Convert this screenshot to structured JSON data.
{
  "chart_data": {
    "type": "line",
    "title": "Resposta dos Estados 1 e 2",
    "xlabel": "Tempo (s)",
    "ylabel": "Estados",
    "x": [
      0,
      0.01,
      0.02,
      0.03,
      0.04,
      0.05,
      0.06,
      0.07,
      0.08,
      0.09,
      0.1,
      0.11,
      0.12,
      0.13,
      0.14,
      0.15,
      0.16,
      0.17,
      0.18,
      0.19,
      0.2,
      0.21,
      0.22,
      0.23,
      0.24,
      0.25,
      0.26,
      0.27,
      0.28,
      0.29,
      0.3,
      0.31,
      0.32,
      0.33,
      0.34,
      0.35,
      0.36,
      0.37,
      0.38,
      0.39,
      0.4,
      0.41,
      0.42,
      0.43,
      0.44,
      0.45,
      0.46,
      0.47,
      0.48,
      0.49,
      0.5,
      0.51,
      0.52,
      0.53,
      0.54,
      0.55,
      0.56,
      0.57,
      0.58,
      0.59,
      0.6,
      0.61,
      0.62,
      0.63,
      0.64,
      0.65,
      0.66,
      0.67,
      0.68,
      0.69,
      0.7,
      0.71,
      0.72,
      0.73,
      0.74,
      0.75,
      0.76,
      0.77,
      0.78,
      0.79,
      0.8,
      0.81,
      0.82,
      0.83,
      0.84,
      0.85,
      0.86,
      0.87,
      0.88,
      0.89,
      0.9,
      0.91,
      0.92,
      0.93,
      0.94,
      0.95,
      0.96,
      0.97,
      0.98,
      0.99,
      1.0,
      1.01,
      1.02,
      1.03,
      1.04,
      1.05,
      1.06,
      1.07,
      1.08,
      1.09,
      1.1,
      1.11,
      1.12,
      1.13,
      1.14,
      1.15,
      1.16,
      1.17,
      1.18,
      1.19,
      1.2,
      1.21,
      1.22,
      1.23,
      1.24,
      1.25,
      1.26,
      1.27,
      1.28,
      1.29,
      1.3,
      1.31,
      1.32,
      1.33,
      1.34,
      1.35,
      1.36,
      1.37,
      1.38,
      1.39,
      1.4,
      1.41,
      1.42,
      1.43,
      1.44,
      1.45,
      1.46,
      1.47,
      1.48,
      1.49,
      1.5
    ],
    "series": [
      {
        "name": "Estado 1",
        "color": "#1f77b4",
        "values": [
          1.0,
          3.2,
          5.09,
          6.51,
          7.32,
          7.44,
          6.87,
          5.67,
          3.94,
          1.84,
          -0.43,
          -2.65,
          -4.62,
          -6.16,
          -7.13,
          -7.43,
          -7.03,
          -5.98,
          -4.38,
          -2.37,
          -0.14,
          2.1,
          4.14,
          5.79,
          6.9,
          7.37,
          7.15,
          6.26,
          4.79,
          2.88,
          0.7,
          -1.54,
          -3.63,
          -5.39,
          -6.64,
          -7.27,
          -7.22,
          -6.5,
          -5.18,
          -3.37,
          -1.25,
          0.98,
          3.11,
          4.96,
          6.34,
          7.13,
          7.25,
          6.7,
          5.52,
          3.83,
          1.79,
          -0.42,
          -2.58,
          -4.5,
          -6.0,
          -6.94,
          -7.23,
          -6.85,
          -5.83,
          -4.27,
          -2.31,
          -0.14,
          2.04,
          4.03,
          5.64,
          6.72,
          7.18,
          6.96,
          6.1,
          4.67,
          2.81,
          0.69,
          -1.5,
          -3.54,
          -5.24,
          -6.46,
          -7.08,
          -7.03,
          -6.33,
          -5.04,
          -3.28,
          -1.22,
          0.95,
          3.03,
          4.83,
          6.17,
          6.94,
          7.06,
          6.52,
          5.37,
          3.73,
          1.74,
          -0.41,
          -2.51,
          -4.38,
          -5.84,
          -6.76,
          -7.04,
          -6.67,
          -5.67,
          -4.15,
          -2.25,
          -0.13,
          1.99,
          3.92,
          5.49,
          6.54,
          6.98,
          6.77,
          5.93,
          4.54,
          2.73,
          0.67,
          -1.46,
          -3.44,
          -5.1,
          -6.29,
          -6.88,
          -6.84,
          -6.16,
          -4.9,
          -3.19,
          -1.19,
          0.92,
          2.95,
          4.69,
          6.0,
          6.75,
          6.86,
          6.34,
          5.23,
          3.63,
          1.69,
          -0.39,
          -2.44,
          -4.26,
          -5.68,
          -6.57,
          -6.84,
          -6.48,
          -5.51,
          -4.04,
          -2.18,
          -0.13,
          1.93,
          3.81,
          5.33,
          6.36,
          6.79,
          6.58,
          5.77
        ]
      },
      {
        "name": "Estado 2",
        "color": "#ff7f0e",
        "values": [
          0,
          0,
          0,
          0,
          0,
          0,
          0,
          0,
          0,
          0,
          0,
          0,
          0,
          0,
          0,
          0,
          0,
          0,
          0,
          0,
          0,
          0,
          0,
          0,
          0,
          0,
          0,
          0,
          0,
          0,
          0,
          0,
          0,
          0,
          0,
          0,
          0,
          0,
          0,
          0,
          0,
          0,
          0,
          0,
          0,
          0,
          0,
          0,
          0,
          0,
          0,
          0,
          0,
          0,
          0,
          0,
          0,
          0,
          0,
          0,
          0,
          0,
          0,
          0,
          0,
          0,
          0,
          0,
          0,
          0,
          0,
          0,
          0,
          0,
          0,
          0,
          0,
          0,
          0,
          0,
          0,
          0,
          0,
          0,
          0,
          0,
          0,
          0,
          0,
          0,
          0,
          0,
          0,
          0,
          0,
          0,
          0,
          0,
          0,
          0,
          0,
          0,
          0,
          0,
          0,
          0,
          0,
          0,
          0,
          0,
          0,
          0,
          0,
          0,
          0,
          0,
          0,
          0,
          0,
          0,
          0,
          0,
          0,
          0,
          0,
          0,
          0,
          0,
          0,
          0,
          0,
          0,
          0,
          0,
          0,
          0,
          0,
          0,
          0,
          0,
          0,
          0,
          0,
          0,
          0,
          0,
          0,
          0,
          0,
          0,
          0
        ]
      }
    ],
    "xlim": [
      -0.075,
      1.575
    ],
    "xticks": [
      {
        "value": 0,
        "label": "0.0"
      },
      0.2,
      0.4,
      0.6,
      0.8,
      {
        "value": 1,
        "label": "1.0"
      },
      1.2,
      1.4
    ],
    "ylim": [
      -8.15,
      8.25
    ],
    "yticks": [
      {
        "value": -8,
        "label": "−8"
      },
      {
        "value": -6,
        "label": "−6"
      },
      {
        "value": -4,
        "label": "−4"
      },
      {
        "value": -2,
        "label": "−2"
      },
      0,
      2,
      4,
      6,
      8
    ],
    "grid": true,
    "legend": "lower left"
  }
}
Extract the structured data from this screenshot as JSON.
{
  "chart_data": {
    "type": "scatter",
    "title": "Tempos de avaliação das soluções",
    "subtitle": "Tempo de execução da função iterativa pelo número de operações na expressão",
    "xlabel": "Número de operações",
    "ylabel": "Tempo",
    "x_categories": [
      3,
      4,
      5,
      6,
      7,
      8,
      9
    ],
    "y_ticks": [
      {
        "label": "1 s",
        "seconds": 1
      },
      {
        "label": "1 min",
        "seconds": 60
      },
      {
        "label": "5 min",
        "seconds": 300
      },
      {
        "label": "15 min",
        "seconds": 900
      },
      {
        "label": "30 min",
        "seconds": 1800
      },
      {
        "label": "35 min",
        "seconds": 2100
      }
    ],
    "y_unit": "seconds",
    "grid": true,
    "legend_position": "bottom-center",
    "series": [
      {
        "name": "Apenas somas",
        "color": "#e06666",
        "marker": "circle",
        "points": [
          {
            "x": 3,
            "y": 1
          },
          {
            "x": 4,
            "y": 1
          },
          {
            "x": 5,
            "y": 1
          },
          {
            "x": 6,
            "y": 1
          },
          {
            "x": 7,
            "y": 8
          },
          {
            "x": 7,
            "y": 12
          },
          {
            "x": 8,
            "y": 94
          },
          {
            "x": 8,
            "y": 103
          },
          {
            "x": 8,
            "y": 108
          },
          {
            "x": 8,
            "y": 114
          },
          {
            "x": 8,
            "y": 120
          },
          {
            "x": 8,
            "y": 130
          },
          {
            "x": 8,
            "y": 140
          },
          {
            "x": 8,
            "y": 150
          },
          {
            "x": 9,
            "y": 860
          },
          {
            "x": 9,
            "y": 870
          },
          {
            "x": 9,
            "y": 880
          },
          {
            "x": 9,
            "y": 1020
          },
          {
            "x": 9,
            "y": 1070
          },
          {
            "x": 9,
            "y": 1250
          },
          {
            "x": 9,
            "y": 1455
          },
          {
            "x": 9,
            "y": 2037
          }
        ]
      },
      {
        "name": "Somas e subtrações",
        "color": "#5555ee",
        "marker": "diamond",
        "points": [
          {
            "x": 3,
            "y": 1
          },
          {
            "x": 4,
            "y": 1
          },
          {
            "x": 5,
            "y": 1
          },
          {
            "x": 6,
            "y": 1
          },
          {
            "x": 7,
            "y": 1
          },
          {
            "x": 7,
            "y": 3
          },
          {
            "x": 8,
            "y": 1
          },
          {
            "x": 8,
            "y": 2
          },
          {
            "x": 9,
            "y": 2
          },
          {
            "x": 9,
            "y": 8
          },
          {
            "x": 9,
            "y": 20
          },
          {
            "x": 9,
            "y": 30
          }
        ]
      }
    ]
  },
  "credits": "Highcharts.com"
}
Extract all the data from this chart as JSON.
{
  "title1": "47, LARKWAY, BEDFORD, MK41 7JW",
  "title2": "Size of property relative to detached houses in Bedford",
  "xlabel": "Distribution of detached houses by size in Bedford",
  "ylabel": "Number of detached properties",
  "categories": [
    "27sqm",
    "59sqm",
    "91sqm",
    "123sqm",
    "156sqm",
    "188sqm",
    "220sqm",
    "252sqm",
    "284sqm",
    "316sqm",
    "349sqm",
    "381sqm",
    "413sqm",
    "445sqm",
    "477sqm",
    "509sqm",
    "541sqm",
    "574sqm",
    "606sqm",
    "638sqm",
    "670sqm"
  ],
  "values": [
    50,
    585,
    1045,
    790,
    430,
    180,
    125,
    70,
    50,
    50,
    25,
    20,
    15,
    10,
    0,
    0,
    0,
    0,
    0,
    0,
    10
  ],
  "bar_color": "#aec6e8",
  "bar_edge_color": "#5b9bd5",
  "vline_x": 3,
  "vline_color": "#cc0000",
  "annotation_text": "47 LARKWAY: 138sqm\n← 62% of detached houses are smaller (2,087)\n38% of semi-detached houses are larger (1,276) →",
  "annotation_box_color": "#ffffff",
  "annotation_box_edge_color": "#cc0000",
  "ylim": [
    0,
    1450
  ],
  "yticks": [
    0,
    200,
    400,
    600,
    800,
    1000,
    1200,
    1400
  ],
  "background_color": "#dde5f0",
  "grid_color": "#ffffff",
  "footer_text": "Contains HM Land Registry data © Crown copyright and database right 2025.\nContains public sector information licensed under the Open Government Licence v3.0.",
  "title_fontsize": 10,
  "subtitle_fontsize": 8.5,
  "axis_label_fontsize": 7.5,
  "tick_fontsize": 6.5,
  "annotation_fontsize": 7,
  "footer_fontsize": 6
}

========

▸ **REQUIRED WORK**
Collect the complete line wherever the string "from" appears in the records.

▸ **SOLVED EXERCISE**
Extract the structured data from this screenshot as JSON.
Extract all the data from this chart as JSON.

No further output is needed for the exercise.